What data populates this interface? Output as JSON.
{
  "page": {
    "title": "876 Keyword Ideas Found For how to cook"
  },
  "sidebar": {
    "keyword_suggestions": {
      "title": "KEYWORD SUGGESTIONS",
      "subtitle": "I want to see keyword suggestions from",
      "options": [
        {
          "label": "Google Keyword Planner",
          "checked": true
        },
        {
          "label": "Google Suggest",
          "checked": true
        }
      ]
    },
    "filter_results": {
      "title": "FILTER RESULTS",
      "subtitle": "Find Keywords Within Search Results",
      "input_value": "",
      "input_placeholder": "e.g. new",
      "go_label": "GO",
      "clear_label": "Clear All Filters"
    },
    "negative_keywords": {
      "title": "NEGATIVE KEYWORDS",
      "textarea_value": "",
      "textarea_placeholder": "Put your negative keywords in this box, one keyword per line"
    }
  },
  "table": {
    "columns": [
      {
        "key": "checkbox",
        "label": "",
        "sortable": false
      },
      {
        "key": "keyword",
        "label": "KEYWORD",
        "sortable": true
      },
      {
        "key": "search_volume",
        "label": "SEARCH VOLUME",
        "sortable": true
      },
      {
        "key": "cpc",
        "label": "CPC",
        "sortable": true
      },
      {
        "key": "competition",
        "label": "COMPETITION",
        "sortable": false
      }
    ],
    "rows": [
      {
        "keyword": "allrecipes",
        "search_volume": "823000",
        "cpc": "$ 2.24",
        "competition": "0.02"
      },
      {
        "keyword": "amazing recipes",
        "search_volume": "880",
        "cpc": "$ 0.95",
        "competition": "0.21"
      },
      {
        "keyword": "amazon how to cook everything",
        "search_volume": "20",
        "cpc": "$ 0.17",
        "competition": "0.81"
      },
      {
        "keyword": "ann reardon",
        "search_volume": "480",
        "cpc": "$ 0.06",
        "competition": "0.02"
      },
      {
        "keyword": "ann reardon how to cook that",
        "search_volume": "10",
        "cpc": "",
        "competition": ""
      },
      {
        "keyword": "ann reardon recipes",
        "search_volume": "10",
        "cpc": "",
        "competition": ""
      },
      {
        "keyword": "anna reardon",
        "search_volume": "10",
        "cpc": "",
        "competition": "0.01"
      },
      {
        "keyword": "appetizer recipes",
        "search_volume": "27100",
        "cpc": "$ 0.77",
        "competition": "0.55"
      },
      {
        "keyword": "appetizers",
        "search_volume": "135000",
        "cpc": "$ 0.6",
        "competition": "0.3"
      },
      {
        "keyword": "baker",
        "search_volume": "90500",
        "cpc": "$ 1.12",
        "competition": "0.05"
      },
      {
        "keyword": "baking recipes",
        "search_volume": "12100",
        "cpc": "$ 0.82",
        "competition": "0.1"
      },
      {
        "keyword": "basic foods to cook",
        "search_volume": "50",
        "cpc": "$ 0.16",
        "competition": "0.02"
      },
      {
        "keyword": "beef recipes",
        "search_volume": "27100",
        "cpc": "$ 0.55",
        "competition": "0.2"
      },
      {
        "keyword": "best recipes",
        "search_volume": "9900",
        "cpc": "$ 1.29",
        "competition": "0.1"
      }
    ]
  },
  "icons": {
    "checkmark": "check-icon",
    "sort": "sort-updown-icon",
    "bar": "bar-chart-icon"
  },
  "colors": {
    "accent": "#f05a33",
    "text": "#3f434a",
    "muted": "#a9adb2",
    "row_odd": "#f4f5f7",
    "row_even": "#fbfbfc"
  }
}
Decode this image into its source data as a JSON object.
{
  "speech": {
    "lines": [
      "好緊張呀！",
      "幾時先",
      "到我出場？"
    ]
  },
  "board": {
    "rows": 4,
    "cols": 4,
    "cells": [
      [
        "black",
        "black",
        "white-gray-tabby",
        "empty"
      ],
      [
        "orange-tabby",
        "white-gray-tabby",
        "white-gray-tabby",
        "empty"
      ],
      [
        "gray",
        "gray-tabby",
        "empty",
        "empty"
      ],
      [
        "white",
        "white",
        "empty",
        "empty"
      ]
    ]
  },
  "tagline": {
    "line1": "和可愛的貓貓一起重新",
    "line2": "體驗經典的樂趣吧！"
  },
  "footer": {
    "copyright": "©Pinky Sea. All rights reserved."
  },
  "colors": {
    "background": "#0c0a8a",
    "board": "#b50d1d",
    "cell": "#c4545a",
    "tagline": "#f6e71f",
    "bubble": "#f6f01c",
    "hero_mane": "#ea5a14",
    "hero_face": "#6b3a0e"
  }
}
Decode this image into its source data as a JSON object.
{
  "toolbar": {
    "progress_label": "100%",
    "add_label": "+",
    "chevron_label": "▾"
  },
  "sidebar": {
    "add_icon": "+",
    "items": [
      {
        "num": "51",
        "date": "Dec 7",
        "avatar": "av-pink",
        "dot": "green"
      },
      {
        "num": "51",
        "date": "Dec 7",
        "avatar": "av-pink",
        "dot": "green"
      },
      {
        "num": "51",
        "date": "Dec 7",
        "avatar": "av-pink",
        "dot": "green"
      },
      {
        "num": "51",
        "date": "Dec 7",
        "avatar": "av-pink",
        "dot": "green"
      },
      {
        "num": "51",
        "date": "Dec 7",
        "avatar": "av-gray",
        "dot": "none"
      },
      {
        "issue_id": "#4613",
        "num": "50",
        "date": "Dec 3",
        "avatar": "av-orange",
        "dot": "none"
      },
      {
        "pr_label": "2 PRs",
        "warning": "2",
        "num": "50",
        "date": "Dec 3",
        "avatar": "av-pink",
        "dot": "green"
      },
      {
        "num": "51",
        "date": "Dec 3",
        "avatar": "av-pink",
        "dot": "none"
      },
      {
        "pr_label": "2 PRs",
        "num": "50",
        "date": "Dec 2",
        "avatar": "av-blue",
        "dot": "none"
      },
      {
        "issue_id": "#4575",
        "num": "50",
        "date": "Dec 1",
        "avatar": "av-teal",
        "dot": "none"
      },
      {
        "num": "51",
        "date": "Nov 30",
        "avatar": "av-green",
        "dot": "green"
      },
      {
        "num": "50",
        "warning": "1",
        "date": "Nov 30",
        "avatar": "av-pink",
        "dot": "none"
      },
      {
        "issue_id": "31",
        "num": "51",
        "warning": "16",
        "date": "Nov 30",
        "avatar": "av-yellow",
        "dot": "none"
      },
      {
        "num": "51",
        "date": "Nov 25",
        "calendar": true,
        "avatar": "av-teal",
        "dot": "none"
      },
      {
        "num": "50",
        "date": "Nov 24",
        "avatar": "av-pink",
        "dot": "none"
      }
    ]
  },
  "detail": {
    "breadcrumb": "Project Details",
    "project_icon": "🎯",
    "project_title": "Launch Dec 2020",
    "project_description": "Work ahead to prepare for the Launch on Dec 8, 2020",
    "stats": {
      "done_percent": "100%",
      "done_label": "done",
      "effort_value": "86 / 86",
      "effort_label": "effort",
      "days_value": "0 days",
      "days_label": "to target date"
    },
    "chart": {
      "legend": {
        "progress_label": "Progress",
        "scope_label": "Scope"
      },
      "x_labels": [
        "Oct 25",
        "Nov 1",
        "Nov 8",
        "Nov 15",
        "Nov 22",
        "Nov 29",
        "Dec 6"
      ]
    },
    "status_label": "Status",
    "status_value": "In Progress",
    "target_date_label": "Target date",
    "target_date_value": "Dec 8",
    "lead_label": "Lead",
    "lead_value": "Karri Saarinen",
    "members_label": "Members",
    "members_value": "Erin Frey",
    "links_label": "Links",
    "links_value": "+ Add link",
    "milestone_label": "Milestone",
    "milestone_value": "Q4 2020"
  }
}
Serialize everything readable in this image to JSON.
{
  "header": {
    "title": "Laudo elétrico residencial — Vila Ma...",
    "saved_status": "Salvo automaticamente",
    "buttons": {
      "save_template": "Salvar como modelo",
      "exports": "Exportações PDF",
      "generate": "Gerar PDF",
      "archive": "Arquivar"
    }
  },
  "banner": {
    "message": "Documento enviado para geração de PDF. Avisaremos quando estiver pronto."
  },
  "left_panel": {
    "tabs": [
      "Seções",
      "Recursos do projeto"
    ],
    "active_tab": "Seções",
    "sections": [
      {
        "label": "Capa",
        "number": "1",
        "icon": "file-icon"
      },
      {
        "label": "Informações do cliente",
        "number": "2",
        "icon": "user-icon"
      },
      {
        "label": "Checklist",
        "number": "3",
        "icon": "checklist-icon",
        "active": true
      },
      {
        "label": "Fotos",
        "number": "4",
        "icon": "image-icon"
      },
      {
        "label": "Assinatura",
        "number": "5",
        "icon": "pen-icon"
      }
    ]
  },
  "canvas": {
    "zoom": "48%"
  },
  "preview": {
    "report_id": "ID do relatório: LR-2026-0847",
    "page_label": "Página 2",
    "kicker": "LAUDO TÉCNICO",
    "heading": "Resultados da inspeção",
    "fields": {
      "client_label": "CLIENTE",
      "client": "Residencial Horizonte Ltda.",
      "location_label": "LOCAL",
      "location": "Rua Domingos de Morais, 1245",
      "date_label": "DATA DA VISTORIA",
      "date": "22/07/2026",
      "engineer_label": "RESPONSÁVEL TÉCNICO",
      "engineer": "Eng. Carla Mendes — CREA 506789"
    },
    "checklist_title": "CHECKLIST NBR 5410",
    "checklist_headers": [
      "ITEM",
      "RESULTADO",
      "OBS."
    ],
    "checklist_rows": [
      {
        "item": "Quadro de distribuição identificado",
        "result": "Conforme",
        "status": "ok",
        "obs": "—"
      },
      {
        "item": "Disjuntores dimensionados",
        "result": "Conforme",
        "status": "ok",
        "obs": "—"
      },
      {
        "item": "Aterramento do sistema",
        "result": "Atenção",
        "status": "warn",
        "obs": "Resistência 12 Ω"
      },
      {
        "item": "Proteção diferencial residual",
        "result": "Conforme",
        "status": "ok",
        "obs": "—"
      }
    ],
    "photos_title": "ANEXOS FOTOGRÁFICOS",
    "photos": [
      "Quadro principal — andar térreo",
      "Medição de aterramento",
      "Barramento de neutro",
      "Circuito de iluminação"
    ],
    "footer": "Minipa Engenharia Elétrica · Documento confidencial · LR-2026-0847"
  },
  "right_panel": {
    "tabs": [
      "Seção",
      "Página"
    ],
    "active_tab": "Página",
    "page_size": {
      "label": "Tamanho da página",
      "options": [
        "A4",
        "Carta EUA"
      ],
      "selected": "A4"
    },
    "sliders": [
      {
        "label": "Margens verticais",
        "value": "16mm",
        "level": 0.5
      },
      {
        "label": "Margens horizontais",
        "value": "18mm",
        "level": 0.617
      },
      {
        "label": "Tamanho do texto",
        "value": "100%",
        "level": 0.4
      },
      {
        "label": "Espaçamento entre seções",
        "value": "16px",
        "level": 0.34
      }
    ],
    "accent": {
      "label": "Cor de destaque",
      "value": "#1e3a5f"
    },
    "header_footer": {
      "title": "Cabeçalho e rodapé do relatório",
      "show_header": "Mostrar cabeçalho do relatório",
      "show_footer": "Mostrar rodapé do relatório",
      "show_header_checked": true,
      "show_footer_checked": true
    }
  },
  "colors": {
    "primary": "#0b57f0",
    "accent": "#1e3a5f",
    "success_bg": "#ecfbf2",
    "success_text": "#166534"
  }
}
====================
#### [What the task requires]
Which lines above contain "accent"? Show each of them.

#### [Worked solution]
    "accent": "#f05a33",
    "accent": {
    "accent": "#1e3a5f",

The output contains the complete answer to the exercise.